=== Task instructions ===
Write out the listing beneath this instruction in its entirety, exactly as it reads.

>> BEGIN Available records

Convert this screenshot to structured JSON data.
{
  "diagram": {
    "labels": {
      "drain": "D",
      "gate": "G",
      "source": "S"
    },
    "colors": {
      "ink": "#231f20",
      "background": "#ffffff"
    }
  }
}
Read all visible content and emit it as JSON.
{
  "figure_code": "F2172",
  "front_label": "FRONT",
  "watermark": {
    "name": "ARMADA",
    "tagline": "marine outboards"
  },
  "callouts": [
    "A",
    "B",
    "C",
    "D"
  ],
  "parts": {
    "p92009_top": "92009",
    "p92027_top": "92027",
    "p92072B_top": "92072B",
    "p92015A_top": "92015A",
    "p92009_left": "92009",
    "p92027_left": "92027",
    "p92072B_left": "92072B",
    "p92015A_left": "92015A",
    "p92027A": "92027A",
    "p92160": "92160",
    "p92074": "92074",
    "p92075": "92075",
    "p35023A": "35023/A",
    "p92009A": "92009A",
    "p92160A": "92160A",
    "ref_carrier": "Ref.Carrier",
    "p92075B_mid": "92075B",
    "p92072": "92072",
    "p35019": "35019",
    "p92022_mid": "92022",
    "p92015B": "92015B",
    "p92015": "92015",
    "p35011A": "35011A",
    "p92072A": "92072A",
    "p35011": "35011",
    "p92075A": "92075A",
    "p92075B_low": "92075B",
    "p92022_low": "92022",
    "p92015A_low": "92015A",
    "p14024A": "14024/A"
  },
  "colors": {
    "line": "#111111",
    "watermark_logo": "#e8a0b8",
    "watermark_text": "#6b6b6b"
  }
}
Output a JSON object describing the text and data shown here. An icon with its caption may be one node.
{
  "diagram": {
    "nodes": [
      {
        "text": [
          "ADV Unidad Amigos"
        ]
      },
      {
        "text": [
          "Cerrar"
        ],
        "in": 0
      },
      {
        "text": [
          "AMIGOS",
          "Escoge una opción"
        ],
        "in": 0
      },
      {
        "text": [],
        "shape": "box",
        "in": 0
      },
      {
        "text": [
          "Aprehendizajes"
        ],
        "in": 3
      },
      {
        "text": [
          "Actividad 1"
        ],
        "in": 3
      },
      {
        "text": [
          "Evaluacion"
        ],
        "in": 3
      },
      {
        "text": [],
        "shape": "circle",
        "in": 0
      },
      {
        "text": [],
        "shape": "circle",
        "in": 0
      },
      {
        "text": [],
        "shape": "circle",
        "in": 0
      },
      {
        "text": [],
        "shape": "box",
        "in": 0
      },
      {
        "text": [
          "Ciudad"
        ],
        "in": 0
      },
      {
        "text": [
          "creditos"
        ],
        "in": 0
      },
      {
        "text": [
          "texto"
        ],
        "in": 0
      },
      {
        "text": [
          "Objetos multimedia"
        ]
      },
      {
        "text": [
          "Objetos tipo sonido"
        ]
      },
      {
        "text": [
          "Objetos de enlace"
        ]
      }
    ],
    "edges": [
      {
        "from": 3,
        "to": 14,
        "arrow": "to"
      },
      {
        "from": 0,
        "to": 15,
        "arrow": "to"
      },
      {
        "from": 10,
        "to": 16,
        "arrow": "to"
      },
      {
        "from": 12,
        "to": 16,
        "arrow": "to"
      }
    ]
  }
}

>> END Available records

=== Exercise solution ===
Convert this screenshot to structured JSON data.
{
  "diagram": {
    "labels": {
      "drain": "D",
      "gate": "G",
      "source": "S"
    },
    "colors": {
      "ink": "#231f20",
      "background": "#ffffff"
    }
  }
}
Read all visible content and emit it as JSON.
{
  "figure_code": "F2172",
  "front_label": "FRONT",
  "watermark": {
    "name": "ARMADA",
    "tagline": "marine outboards"
  },
  "callouts": [
    "A",
    "B",
    "C",
    "D"
  ],
  "parts": {
    "p92009_top": "92009",
    "p92027_top": "92027",
    "p92072B_top": "92072B",
    "p92015A_top": "92015A",
    "p92009_left": "92009",
    "p92027_left": "92027",
    "p92072B_left": "92072B",
    "p92015A_left": "92015A",
    "p92027A": "92027A",
    "p92160": "92160",
    "p92074": "92074",
    "p92075": "92075",
    "p35023A": "35023/A",
    "p92009A": "92009A",
    "p92160A": "92160A",
    "ref_carrier": "Ref.Carrier",
    "p92075B_mid": "92075B",
    "p92072": "92072",
    "p35019": "35019",
    "p92022_mid": "92022",
    "p92015B": "92015B",
    "p92015": "92015",
    "p35011A": "35011A",
    "p92072A": "92072A",
    "p35011": "35011",
    "p92075A": "92075A",
    "p92075B_low": "92075B",
    "p92022_low": "92022",
    "p92015A_low": "92015A",
    "p14024A": "14024/A"
  },
  "colors": {
    "line": "#111111",
    "watermark_logo": "#e8a0b8",
    "watermark_text": "#6b6b6b"
  }
}
Output a JSON object describing the text and data shown here. An icon with its caption may be one node.
{
  "diagram": {
    "nodes": [
      {
        "text": [
          "ADV Unidad Amigos"
        ]
      },
      {
        "text": [
          "Cerrar"
        ],
        "in": 0
      },
      {
        "text": [
          "AMIGOS",
          "Escoge una opción"
        ],
        "in": 0
      },
      {
        "text": [],
        "shape": "box",
        "in": 0
      },
      {
        "text": [
          "Aprehendizajes"
        ],
        "in": 3
      },
      {
        "text": [
          "Actividad 1"
        ],
        "in": 3
      },
      {
        "text": [
          "Evaluacion"
        ],
        "in": 3
      },
      {
        "text": [],
        "shape": "circle",
        "in": 0
      },
      {
        "text": [],
        "shape": "circle",
        "in": 0
      },
      {
        "text": [],
        "shape": "circle",
        "in": 0
      },
      {
        "text": [],
        "shape": "box",
        "in": 0
      },
      {
        "text": [
          "Ciudad"
        ],
        "in": 0
      },
      {
        "text": [
          "creditos"
        ],
        "in": 0
      },
      {
        "text": [
          "texto"
        ],
        "in": 0
      },
      {
        "text": [
          "Objetos multimedia"
        ]
      },
      {
        "text": [
          "Objetos tipo sonido"
        ]
      },
      {
        "text": [
          "Objetos de enlace"
        ]
      }
    ],
    "edges": [
      {
        "from": 3,
        "to": 14,
        "arrow": "to"
      },
      {
        "from": 0,
        "to": 15,
        "arrow": "to"
      },
      {
        "from": 10,
        "to": 16,
        "arrow": "to"
      },
      {
        "from": 12,
        "to": 16,
        "arrow": "to"
      }
    ]
  }
}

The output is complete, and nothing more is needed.